In the following material, identify every line holding the string "ликвидации" and return it.

==== RECORDS PROVIDED ====

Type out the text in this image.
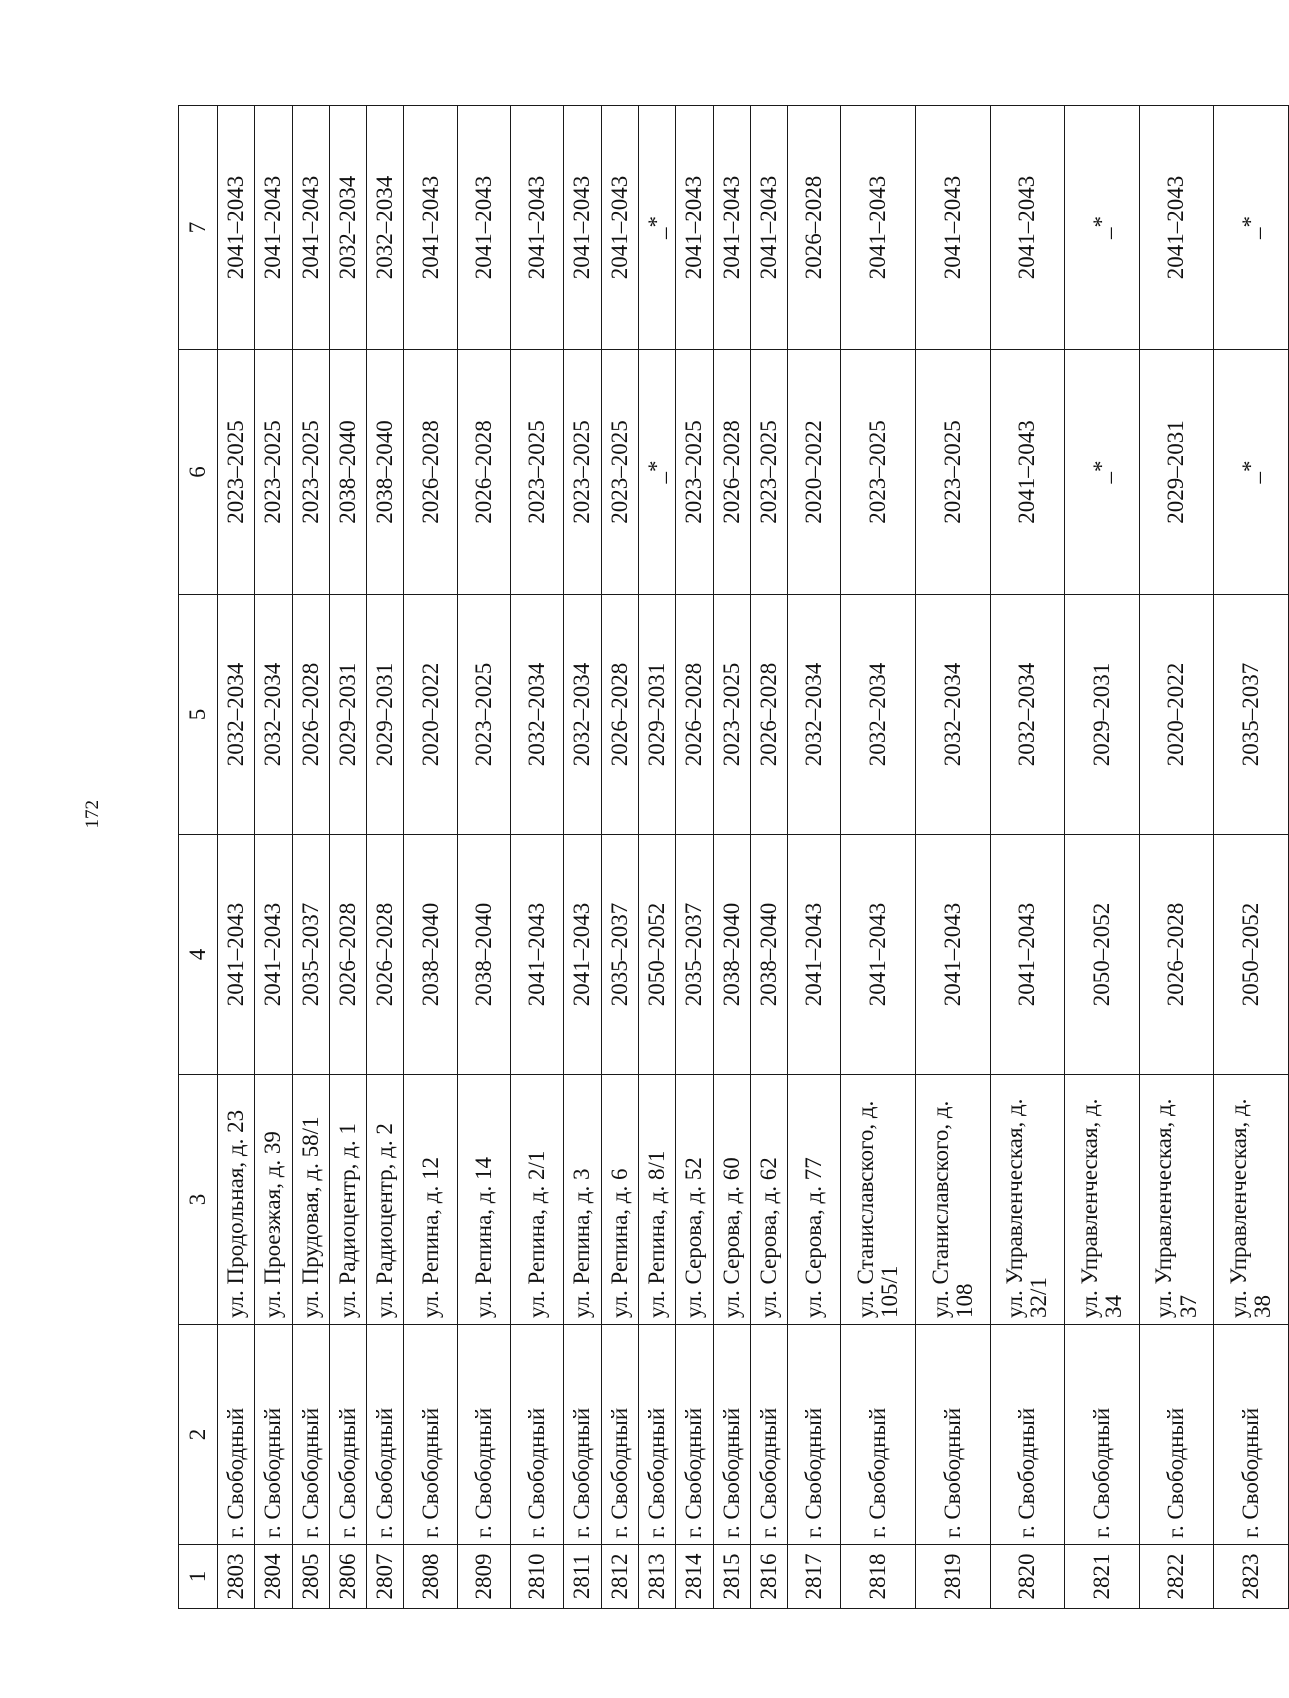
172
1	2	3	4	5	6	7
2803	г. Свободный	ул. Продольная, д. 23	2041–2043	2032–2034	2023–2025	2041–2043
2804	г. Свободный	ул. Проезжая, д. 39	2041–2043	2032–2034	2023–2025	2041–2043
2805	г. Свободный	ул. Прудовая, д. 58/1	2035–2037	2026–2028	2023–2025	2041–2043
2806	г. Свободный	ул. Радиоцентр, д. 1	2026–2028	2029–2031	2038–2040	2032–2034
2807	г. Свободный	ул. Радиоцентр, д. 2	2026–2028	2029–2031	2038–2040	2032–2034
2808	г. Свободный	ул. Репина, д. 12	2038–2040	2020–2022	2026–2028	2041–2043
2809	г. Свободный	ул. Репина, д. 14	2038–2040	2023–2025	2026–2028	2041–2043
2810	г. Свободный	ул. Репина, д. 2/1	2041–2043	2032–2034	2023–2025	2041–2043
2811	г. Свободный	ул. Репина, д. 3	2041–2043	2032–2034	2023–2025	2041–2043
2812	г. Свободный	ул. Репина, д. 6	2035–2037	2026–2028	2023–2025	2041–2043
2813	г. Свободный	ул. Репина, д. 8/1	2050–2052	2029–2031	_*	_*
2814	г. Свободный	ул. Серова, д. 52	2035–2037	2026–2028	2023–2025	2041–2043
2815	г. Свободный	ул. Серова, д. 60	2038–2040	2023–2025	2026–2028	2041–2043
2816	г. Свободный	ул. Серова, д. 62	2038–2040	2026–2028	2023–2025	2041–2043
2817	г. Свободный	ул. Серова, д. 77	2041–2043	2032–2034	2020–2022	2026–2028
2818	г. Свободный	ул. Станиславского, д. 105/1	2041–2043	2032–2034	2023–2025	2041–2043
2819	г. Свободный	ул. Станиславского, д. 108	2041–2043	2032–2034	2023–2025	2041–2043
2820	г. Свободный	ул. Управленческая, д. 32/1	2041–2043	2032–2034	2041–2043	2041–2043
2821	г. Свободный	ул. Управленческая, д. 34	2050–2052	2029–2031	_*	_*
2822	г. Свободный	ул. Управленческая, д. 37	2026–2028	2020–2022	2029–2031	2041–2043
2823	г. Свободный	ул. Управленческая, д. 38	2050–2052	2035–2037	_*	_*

====
==== RECORDS PROVIDED ====

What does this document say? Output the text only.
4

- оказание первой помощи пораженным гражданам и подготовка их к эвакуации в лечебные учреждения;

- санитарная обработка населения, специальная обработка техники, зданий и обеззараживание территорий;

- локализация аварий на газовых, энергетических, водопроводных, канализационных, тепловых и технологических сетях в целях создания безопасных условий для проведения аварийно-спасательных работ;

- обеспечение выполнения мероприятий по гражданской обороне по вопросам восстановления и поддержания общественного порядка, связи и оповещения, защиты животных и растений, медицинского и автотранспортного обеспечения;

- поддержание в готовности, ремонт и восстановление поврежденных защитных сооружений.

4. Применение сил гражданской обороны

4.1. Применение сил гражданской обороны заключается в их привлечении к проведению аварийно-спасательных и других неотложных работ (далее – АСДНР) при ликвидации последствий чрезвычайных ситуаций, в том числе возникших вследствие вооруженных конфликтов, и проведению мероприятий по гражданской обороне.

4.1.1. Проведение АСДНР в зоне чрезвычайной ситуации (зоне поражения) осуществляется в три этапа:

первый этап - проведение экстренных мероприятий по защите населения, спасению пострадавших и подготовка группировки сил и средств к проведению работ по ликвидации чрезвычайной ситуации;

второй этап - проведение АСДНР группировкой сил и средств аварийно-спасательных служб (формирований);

====

* ANSWER
4.1. Применение сил гражданской обороны заключается в их привлечении к проведению аварийно-спасательных и других неотложных работ (далее – АСДНР) при ликвидации последствий чрезвычайных ситуаций, в том числе возникших вследствие вооруженных конфликтов, и проведению мероприятий по гражданской обороне.
первый этап - проведение экстренных мероприятий по защите населения, спасению пострадавших и подготовка группировки сил и средств к проведению работ по ликвидации чрезвычайной ситуации;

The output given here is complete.